START Source data

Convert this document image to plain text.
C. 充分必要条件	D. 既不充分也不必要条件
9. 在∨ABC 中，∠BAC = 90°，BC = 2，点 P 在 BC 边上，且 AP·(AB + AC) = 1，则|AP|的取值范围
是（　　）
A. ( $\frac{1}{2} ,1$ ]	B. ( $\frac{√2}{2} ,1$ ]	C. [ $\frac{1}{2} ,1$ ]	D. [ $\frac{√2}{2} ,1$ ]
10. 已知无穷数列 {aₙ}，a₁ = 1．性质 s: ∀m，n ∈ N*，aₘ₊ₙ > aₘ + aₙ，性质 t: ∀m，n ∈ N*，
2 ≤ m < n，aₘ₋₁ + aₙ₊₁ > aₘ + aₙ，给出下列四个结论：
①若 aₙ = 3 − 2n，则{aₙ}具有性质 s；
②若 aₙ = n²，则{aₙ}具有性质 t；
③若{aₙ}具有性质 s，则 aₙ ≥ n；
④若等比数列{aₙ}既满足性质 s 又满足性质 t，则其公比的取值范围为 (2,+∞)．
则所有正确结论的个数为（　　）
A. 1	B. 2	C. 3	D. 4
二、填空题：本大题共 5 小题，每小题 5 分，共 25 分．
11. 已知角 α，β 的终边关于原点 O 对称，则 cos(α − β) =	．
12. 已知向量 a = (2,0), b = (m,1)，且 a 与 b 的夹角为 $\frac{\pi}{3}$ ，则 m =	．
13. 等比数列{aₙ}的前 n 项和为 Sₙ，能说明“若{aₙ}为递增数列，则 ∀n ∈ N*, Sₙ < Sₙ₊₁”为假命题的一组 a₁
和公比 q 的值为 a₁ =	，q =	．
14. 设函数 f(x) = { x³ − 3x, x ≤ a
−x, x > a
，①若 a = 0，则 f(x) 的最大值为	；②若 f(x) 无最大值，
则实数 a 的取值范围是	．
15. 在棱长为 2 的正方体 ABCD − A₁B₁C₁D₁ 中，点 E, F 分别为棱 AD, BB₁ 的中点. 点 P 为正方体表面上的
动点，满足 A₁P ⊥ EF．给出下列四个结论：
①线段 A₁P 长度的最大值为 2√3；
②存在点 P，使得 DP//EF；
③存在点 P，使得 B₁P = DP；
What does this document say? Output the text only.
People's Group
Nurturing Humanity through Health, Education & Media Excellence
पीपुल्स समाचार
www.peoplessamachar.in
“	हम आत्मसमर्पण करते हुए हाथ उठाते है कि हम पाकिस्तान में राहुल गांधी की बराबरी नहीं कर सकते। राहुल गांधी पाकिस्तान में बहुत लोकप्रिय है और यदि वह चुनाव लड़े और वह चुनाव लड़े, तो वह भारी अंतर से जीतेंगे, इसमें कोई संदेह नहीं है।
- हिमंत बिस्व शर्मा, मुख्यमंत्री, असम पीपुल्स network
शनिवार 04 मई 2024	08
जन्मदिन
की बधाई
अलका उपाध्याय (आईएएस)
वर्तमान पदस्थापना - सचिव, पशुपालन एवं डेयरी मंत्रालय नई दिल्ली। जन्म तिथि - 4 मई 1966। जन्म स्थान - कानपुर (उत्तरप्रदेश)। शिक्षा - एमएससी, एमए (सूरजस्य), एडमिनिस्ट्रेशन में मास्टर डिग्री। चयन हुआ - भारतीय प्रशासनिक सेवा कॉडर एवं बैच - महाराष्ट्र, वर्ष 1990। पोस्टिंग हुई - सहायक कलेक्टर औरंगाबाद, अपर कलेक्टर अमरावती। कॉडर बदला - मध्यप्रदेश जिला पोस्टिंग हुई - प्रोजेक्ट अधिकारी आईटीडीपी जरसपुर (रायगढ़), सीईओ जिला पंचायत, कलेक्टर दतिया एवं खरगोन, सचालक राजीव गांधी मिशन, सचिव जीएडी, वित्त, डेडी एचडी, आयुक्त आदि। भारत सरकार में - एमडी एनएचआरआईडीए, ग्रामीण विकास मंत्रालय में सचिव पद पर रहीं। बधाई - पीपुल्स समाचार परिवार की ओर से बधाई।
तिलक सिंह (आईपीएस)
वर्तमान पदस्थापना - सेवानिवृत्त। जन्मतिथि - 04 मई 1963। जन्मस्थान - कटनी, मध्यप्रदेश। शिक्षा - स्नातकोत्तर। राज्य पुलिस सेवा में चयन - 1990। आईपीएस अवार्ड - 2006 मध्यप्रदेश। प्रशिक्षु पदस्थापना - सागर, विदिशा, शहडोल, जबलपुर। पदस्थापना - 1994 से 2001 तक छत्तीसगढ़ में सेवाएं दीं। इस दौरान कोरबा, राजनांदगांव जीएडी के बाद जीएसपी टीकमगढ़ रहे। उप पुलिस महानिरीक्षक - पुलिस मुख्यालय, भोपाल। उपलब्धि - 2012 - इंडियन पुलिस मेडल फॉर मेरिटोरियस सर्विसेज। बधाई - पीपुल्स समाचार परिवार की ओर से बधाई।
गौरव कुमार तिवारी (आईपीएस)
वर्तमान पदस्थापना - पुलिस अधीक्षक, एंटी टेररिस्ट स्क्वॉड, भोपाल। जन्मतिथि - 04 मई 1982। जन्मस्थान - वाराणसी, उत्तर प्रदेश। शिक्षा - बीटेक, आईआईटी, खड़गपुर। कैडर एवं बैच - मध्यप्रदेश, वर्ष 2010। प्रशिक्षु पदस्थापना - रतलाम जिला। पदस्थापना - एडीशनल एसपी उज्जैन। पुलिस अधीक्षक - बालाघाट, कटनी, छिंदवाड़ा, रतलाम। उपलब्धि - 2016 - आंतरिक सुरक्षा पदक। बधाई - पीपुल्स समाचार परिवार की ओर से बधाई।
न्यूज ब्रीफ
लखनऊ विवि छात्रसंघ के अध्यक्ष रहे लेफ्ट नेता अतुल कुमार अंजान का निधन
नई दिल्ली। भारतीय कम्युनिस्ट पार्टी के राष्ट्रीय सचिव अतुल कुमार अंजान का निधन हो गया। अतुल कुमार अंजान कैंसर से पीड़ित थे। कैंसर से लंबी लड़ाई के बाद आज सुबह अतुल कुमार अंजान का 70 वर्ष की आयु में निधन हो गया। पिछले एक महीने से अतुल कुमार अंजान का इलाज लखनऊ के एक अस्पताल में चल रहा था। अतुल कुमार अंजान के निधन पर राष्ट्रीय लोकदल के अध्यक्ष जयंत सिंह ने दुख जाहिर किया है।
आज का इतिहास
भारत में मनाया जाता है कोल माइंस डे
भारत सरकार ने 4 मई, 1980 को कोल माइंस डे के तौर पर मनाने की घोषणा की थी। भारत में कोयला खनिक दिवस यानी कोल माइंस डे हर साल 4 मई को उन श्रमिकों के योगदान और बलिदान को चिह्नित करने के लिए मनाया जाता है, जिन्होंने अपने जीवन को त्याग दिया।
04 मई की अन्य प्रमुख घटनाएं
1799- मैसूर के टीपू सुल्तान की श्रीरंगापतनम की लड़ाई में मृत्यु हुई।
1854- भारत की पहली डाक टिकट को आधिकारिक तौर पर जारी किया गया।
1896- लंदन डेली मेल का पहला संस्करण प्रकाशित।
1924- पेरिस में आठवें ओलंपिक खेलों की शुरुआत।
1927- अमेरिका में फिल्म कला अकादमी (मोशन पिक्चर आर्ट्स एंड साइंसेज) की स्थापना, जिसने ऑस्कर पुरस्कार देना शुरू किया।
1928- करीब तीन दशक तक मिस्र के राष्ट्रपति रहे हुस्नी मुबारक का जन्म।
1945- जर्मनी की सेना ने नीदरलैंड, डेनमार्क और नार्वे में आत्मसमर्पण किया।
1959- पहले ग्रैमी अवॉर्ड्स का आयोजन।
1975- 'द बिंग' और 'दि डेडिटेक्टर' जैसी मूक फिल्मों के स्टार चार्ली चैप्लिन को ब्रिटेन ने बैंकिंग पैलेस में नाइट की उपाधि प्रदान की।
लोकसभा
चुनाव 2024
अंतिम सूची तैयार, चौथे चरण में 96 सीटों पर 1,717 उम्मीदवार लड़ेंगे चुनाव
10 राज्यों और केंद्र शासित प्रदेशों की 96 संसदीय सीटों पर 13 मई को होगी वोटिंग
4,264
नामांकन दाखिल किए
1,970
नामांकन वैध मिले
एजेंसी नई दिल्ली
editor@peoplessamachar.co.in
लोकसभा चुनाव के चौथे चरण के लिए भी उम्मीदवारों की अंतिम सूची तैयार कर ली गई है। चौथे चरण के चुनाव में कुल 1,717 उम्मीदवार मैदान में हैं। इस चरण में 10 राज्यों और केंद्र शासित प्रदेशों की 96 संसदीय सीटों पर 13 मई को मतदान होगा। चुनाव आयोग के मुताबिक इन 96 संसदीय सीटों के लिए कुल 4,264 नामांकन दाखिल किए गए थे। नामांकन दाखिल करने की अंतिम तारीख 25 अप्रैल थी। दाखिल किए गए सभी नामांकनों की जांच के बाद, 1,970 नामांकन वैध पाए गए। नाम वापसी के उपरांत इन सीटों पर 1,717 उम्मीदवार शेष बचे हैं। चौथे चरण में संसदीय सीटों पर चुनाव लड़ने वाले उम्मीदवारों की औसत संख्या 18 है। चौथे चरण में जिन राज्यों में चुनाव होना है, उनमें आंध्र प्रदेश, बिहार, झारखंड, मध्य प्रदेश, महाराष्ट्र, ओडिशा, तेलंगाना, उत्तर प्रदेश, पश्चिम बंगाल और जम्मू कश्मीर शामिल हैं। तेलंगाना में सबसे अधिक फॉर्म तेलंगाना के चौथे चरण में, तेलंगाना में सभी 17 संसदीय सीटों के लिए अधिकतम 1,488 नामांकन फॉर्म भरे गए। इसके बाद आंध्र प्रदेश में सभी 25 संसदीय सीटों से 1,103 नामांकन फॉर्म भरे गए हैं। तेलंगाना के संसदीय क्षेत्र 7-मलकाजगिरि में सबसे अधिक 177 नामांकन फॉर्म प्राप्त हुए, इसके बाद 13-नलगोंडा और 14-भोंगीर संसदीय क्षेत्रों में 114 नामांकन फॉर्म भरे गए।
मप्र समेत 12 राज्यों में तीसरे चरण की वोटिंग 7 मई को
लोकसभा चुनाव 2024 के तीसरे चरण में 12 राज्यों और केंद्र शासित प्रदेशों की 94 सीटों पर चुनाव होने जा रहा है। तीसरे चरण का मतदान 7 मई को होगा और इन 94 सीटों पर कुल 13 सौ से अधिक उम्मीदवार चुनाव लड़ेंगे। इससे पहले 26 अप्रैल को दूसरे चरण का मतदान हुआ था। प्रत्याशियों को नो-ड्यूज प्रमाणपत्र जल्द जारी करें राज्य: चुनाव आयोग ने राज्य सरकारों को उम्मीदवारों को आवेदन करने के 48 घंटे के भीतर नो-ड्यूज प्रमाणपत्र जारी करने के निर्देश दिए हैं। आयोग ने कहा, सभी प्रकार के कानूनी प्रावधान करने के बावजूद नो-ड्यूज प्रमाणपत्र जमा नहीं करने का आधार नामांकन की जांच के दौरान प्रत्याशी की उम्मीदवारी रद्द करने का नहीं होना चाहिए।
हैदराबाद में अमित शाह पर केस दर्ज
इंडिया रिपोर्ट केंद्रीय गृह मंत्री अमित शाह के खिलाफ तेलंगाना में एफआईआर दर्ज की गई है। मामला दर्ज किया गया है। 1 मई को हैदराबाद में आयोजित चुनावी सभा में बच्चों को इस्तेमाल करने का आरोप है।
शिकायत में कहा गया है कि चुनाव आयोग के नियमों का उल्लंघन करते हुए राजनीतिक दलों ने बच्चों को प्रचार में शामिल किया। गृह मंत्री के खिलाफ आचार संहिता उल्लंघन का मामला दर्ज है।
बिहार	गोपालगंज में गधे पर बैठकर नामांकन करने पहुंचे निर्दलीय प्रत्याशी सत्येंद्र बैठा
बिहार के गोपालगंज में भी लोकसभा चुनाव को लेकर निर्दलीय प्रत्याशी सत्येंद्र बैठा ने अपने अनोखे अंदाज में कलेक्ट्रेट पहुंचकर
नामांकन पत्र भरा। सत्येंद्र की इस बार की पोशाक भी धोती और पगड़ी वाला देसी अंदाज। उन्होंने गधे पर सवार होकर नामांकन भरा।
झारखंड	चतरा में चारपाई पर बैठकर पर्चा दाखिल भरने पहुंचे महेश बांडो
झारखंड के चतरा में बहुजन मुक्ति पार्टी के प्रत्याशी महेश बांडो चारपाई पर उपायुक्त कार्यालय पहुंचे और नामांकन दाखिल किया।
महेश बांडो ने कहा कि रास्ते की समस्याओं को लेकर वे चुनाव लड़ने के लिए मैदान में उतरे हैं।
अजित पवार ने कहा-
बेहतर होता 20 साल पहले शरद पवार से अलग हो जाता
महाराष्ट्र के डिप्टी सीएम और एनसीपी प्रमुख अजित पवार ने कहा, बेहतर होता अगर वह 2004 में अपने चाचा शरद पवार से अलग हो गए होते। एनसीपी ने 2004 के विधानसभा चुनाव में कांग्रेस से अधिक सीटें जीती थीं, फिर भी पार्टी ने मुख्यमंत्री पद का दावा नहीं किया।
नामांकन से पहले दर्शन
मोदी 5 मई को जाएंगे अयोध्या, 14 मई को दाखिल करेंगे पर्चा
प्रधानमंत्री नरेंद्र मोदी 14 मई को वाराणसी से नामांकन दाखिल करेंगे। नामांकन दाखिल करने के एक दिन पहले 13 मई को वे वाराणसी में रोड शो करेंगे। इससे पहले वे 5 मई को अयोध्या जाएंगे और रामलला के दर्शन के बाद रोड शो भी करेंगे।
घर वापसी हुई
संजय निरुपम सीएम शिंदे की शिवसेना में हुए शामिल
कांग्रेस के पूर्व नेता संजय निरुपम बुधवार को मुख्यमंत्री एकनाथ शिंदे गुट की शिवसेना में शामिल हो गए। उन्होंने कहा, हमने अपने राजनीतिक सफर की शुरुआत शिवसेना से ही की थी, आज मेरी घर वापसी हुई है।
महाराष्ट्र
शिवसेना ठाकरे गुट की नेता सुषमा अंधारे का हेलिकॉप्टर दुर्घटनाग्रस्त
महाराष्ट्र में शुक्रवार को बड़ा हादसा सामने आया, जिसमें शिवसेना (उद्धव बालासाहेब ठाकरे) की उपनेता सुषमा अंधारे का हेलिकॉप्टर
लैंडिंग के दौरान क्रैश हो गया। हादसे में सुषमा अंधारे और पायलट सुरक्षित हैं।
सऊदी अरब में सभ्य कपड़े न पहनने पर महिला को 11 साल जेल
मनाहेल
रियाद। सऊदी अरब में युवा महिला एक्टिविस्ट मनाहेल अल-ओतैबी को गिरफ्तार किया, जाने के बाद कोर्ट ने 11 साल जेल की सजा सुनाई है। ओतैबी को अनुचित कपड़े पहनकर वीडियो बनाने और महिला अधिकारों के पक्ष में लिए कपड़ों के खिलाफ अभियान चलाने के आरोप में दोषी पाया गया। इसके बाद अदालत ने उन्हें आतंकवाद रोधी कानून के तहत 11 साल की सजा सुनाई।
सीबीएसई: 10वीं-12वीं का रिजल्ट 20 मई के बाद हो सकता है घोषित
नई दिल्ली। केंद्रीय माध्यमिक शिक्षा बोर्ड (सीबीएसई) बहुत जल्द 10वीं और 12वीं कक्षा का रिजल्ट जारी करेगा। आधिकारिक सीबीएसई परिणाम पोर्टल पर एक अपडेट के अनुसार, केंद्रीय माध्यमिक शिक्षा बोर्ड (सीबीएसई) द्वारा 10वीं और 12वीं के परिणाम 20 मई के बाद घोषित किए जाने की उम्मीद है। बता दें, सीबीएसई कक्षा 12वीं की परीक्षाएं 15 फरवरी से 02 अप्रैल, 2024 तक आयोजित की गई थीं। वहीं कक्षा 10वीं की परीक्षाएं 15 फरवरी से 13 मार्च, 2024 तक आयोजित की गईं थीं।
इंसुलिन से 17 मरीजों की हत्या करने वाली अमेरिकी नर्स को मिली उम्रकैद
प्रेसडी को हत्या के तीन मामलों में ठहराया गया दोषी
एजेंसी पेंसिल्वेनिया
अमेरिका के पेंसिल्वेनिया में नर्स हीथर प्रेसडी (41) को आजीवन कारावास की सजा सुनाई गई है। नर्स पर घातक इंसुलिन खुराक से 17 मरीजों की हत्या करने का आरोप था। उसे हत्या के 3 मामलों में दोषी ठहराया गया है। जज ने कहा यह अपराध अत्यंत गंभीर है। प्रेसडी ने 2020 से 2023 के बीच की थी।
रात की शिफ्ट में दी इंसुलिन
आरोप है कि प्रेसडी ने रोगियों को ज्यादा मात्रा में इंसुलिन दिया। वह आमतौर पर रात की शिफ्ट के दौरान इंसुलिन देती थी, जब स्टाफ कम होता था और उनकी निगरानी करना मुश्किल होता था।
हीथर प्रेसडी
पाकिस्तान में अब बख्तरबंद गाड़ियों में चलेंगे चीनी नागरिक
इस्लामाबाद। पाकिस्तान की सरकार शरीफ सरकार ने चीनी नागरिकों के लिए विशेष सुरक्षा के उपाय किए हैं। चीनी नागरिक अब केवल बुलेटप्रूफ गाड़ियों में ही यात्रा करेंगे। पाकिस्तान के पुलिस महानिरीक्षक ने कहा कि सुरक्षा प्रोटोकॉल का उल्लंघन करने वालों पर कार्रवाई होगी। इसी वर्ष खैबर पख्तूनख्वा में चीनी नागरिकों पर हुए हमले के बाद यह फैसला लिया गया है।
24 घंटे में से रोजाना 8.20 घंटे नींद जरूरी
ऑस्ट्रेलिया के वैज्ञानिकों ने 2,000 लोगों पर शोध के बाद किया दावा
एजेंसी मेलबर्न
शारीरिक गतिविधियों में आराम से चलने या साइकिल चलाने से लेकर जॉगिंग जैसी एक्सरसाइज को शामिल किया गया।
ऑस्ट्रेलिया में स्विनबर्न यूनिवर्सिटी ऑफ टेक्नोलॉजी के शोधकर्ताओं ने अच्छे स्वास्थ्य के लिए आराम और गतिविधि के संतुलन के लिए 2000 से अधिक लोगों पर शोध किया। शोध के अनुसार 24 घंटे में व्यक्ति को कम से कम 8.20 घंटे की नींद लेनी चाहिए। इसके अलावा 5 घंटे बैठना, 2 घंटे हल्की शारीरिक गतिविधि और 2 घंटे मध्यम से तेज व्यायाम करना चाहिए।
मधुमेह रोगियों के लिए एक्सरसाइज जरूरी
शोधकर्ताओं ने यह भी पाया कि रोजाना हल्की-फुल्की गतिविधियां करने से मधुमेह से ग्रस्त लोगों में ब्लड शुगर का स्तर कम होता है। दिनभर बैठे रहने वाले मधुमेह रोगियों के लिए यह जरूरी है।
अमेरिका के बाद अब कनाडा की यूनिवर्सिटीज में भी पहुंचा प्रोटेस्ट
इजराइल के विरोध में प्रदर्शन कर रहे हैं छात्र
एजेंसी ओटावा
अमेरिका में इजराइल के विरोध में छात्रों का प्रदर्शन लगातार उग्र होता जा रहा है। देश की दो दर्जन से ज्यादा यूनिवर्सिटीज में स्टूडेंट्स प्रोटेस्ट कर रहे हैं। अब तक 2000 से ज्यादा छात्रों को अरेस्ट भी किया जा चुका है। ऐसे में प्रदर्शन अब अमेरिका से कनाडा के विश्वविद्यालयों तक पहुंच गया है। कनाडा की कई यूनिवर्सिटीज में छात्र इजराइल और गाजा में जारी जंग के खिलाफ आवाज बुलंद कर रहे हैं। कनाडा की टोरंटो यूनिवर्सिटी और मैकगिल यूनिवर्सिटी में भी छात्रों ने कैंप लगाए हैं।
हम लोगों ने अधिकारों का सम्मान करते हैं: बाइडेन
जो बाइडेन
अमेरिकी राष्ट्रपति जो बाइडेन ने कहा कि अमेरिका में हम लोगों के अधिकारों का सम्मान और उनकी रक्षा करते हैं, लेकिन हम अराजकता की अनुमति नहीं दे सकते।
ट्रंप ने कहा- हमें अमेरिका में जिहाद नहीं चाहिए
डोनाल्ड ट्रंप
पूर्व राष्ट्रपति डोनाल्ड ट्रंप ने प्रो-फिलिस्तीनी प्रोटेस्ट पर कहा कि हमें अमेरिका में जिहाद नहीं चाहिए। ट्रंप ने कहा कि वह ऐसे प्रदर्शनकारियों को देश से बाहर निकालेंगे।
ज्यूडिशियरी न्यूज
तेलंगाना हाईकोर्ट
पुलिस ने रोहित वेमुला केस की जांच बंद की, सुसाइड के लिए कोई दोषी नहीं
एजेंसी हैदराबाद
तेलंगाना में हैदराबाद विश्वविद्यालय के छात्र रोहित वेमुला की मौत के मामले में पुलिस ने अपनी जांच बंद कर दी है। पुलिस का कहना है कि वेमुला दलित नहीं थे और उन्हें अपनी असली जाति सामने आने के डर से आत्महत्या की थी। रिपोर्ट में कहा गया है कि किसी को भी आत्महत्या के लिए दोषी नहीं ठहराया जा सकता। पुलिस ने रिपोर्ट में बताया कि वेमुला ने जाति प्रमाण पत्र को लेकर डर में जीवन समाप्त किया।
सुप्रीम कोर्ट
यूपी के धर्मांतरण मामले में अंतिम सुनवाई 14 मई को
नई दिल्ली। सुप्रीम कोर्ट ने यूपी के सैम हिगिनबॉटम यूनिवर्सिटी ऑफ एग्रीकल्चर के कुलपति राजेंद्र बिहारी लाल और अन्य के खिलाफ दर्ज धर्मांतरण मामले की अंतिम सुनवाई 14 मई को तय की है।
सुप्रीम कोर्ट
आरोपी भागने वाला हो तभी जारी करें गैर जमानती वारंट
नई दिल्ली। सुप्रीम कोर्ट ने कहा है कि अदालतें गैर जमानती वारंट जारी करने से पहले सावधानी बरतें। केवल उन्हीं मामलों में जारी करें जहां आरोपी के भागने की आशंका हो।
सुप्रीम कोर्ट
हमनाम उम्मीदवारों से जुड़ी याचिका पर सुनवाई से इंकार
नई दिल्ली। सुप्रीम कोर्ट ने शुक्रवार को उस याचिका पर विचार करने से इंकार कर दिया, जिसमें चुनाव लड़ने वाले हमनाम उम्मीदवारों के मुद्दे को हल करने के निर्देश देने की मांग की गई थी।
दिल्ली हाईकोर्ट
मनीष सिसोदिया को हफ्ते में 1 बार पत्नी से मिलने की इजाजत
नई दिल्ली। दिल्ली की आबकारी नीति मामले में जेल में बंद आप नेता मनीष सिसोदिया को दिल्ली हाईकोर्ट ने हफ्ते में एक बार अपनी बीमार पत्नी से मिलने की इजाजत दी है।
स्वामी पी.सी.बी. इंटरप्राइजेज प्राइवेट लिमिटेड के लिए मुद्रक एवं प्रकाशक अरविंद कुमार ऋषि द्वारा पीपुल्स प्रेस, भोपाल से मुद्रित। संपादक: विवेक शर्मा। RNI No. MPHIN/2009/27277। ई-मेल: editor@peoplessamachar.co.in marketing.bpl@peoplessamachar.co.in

END Source data

Pick out the lines containing the word "具有性质" and show them.

* Final answer *
①若 aₙ = 3 − 2n，则{aₙ}具有性质 s；
②若 aₙ = n²，则{aₙ}具有性质 t；
③若{aₙ}具有性质 s，则 aₙ ≥ n；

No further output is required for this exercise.